[Start of Entries]

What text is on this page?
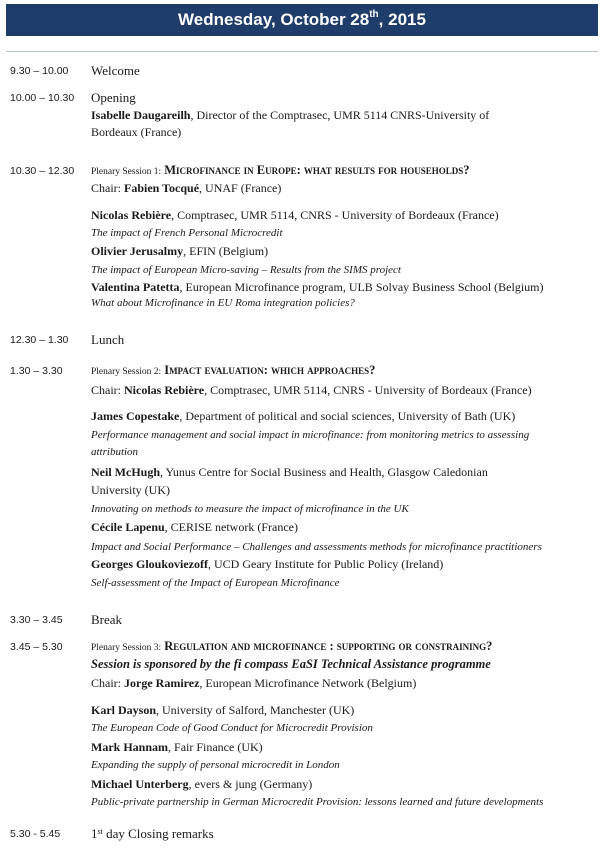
Wednesday, October 28th, 2015
9.30 – 10.00 Welcome
10.00 – 10.30 Opening
Isabelle Daugareilh, Director of the Comptrasec, UMR 5114 CNRS-University of
Bordeaux (France)
10.30 – 12.30 Plenary Session 1: Microfinance in Europe: what results for households?
Chair: Fabien Tocqué, UNAF (France)
Nicolas Rebière, Comptrasec, UMR 5114, CNRS - University of Bordeaux (France)
The impact of French Personal Microcredit
Olivier Jerusalmy, EFIN (Belgium)
The impact of European Micro-saving – Results from the SIMS project
Valentina Patetta, European Microfinance program, ULB Solvay Business School (Belgium)
What about Microfinance in EU Roma integration policies?
12.30 – 1.30 Lunch
1.30 – 3.30	Plenary Session 2: Impact evaluation: which approaches?
Chair: Nicolas Rebière, Comptrasec, UMR 5114, CNRS - University of Bordeaux (France)
James Copestake, Department of political and social sciences, University of Bath (UK)
Performance management and social impact in microfinance: from monitoring metrics to assessing
attribution
Neil McHugh, Yunus Centre for Social Business and Health, Glasgow Caledonian
University (UK)
Innovating on methods to measure the impact of microfinance in the UK
Cécile Lapenu, CERISE network (France)
Impact and Social Performance – Challenges and assessments methods for microfinance practitioners
Georges Gloukoviezoff, UCD Geary Institute for Public Policy (Ireland)
Self-assessment of the Impact of European Microfinance
3.30 – 3.45 Break
3.45 – 5.30	Plenary Session 3: Regulation and microfinance : supporting or constraining?
Session is sponsored by the fi compass EaSI Technical Assistance programme
Chair: Jorge Ramirez, European Microfinance Network (Belgium)
Karl Dayson, University of Salford, Manchester (UK)
The European Code of Good Conduct for Microcredit Provision
Mark Hannam, Fair Finance (UK)
Expanding the supply of personal microcredit in London
Michael Unterberg, evers & jung (Germany)
Public-private partnership in German Microcredit Provision: lessons learned and future developments
5.30 - 5.45 1st day Closing remarks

[End of Entries]

▸ **What to do**:
Return the listing above unchanged, apart from dropping its pictures.

▸ **The result**:
What text is on this page?
Wednesday, October 28th, 2015
9.30 – 10.00 Welcome
10.00 – 10.30 Opening
Isabelle Daugareilh, Director of the Comptrasec, UMR 5114 CNRS-University of
Bordeaux (France)
10.30 – 12.30 Plenary Session 1: Microfinance in Europe: what results for households?
Chair: Fabien Tocqué, UNAF (France)
Nicolas Rebière, Comptrasec, UMR 5114, CNRS - University of Bordeaux (France)
The impact of French Personal Microcredit
Olivier Jerusalmy, EFIN (Belgium)
The impact of European Micro-saving – Results from the SIMS project
Valentina Patetta, European Microfinance program, ULB Solvay Business School (Belgium)
What about Microfinance in EU Roma integration policies?
12.30 – 1.30 Lunch
1.30 – 3.30	Plenary Session 2: Impact evaluation: which approaches?
Chair: Nicolas Rebière, Comptrasec, UMR 5114, CNRS - University of Bordeaux (France)
James Copestake, Department of political and social sciences, University of Bath (UK)
Performance management and social impact in microfinance: from monitoring metrics to assessing
attribution
Neil McHugh, Yunus Centre for Social Business and Health, Glasgow Caledonian
University (UK)
Innovating on methods to measure the impact of microfinance in the UK
Cécile Lapenu, CERISE network (France)
Impact and Social Performance – Challenges and assessments methods for microfinance practitioners
Georges Gloukoviezoff, UCD Geary Institute for Public Policy (Ireland)
Self-assessment of the Impact of European Microfinance
3.30 – 3.45 Break
3.45 – 5.30	Plenary Session 3: Regulation and microfinance : supporting or constraining?
Session is sponsored by the fi compass EaSI Technical Assistance programme
Chair: Jorge Ramirez, European Microfinance Network (Belgium)
Karl Dayson, University of Salford, Manchester (UK)
The European Code of Good Conduct for Microcredit Provision
Mark Hannam, Fair Finance (UK)
Expanding the supply of personal microcredit in London
Michael Unterberg, evers & jung (Germany)
Public-private partnership in German Microcredit Provision: lessons learned and future developments
5.30 - 5.45 1st day Closing remarks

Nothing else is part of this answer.